Any picture among the records should be left out, please; retype the rest exactly.

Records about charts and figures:

----

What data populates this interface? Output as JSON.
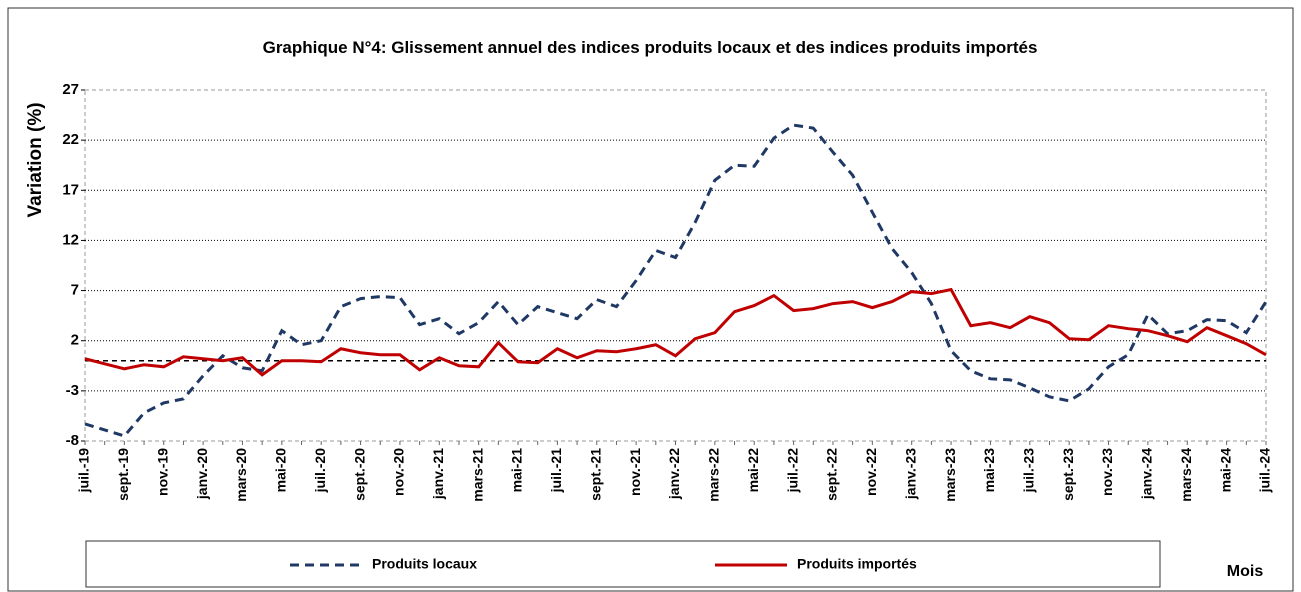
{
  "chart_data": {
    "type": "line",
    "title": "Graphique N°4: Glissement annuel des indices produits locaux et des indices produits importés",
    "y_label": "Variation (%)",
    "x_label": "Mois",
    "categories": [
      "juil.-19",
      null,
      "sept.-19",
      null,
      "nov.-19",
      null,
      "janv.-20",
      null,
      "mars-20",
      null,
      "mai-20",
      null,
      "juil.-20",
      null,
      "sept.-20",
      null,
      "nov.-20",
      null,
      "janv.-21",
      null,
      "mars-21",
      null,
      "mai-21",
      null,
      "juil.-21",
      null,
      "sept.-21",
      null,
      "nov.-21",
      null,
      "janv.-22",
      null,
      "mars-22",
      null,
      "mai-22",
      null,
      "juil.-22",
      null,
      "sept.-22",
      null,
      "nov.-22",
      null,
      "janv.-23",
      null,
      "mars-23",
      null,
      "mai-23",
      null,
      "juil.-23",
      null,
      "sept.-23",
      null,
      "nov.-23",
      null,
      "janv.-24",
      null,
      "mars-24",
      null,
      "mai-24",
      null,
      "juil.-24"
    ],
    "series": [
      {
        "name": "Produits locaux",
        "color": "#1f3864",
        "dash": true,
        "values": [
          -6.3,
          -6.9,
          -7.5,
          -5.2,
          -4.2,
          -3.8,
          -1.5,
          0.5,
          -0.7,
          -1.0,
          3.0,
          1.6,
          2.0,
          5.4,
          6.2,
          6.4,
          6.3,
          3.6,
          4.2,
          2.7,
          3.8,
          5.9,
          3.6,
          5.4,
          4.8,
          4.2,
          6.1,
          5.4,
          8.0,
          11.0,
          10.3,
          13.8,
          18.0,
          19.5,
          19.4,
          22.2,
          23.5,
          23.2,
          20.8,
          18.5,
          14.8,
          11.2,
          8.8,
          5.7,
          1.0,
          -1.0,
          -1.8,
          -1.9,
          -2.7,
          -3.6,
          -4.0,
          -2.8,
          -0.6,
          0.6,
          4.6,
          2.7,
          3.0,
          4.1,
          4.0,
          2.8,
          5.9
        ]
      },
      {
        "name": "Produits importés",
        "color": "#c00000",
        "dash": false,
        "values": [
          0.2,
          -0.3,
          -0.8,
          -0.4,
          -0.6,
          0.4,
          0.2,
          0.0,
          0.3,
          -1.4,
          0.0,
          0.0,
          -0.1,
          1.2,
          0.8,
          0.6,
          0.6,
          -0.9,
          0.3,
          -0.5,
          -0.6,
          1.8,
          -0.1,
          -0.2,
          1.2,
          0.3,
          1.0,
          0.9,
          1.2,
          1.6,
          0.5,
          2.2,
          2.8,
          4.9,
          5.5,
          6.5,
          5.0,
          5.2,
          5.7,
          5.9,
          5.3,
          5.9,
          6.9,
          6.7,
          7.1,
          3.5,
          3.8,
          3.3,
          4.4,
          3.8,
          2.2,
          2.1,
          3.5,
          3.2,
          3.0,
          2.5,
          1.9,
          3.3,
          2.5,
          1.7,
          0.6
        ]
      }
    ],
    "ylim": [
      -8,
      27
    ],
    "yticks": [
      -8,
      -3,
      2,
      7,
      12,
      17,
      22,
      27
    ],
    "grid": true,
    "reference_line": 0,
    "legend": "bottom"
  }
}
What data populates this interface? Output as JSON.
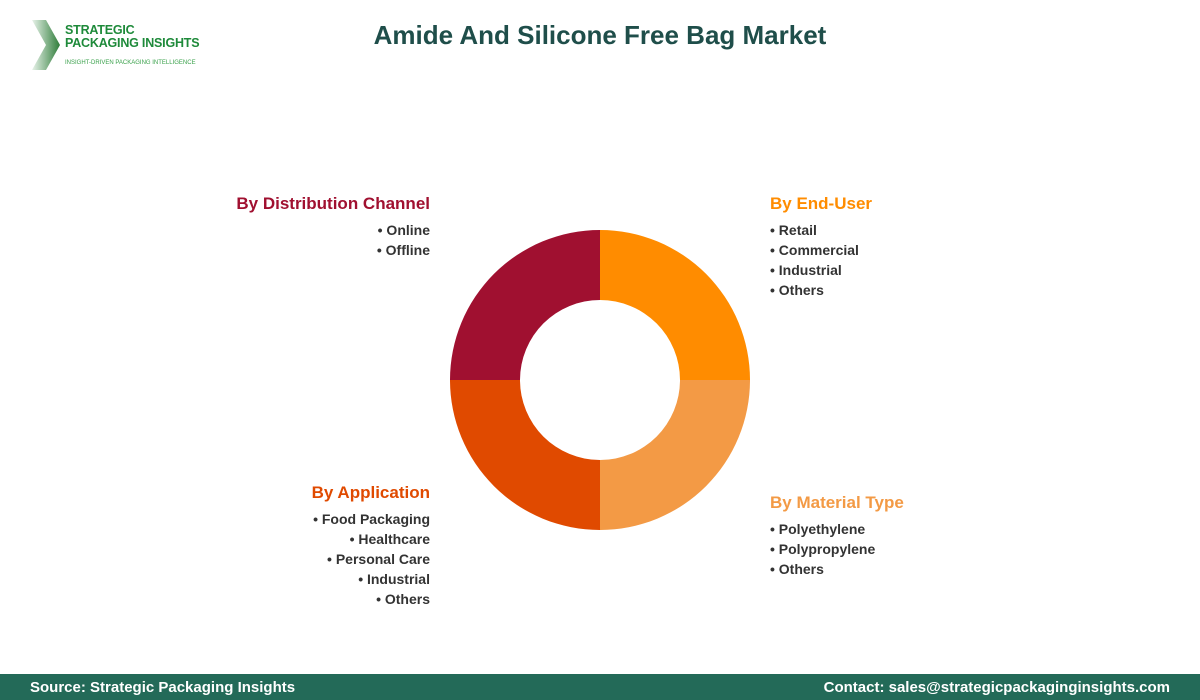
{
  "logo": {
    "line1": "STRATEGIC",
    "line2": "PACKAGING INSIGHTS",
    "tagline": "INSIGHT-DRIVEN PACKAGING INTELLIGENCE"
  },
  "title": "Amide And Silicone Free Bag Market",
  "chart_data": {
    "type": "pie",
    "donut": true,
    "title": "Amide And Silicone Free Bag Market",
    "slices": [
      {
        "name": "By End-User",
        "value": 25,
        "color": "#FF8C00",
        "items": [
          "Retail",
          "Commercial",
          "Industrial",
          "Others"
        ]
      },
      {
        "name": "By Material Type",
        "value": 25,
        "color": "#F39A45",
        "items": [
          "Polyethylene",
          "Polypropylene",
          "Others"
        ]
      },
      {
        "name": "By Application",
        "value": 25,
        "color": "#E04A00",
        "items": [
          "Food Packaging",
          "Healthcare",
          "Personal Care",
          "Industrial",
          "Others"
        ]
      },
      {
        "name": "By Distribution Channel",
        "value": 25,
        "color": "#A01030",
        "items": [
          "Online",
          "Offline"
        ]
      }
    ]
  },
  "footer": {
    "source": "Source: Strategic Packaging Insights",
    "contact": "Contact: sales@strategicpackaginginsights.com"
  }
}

----

** Complete output **
What data populates this interface? Output as JSON.
{
  "chart_data": {
    "type": "line",
    "title": "Graphique N°4: Glissement annuel des indices produits locaux et des indices produits importés",
    "y_label": "Variation (%)",
    "x_label": "Mois",
    "categories": [
      "juil.-19",
      null,
      "sept.-19",
      null,
      "nov.-19",
      null,
      "janv.-20",
      null,
      "mars-20",
      null,
      "mai-20",
      null,
      "juil.-20",
      null,
      "sept.-20",
      null,
      "nov.-20",
      null,
      "janv.-21",
      null,
      "mars-21",
      null,
      "mai-21",
      null,
      "juil.-21",
      null,
      "sept.-21",
      null,
      "nov.-21",
      null,
      "janv.-22",
      null,
      "mars-22",
      null,
      "mai-22",
      null,
      "juil.-22",
      null,
      "sept.-22",
      null,
      "nov.-22",
      null,
      "janv.-23",
      null,
      "mars-23",
      null,
      "mai-23",
      null,
      "juil.-23",
      null,
      "sept.-23",
      null,
      "nov.-23",
      null,
      "janv.-24",
      null,
      "mars-24",
      null,
      "mai-24",
      null,
      "juil.-24"
    ],
    "series": [
      {
        "name": "Produits locaux",
        "color": "#1f3864",
        "dash": true,
        "values": [
          -6.3,
          -6.9,
          -7.5,
          -5.2,
          -4.2,
          -3.8,
          -1.5,
          0.5,
          -0.7,
          -1.0,
          3.0,
          1.6,
          2.0,
          5.4,
          6.2,
          6.4,
          6.3,
          3.6,
          4.2,
          2.7,
          3.8,
          5.9,
          3.6,
          5.4,
          4.8,
          4.2,
          6.1,
          5.4,
          8.0,
          11.0,
          10.3,
          13.8,
          18.0,
          19.5,
          19.4,
          22.2,
          23.5,
          23.2,
          20.8,
          18.5,
          14.8,
          11.2,
          8.8,
          5.7,
          1.0,
          -1.0,
          -1.8,
          -1.9,
          -2.7,
          -3.6,
          -4.0,
          -2.8,
          -0.6,
          0.6,
          4.6,
          2.7,
          3.0,
          4.1,
          4.0,
          2.8,
          5.9
        ]
      },
      {
        "name": "Produits importés",
        "color": "#c00000",
        "dash": false,
        "values": [
          0.2,
          -0.3,
          -0.8,
          -0.4,
          -0.6,
          0.4,
          0.2,
          0.0,
          0.3,
          -1.4,
          0.0,
          0.0,
          -0.1,
          1.2,
          0.8,
          0.6,
          0.6,
          -0.9,
          0.3,
          -0.5,
          -0.6,
          1.8,
          -0.1,
          -0.2,
          1.2,
          0.3,
          1.0,
          0.9,
          1.2,
          1.6,
          0.5,
          2.2,
          2.8,
          4.9,
          5.5,
          6.5,
          5.0,
          5.2,
          5.7,
          5.9,
          5.3,
          5.9,
          6.9,
          6.7,
          7.1,
          3.5,
          3.8,
          3.3,
          4.4,
          3.8,
          2.2,
          2.1,
          3.5,
          3.2,
          3.0,
          2.5,
          1.9,
          3.3,
          2.5,
          1.7,
          0.6
        ]
      }
    ],
    "ylim": [
      -8,
      27
    ],
    "yticks": [
      -8,
      -3,
      2,
      7,
      12,
      17,
      22,
      27
    ],
    "grid": true,
    "reference_line": 0,
    "legend": "bottom"
  }
}
What data populates this interface? Output as JSON.
{
  "logo": {
    "line1": "STRATEGIC",
    "line2": "PACKAGING INSIGHTS",
    "tagline": "INSIGHT-DRIVEN PACKAGING INTELLIGENCE"
  },
  "title": "Amide And Silicone Free Bag Market",
  "chart_data": {
    "type": "pie",
    "donut": true,
    "title": "Amide And Silicone Free Bag Market",
    "slices": [
      {
        "name": "By End-User",
        "value": 25,
        "color": "#FF8C00",
        "items": [
          "Retail",
          "Commercial",
          "Industrial",
          "Others"
        ]
      },
      {
        "name": "By Material Type",
        "value": 25,
        "color": "#F39A45",
        "items": [
          "Polyethylene",
          "Polypropylene",
          "Others"
        ]
      },
      {
        "name": "By Application",
        "value": 25,
        "color": "#E04A00",
        "items": [
          "Food Packaging",
          "Healthcare",
          "Personal Care",
          "Industrial",
          "Others"
        ]
      },
      {
        "name": "By Distribution Channel",
        "value": 25,
        "color": "#A01030",
        "items": [
          "Online",
          "Offline"
        ]
      }
    ]
  },
  "footer": {
    "source": "Source: Strategic Packaging Insights",
    "contact": "Contact: sales@strategicpackaginginsights.com"
  }
}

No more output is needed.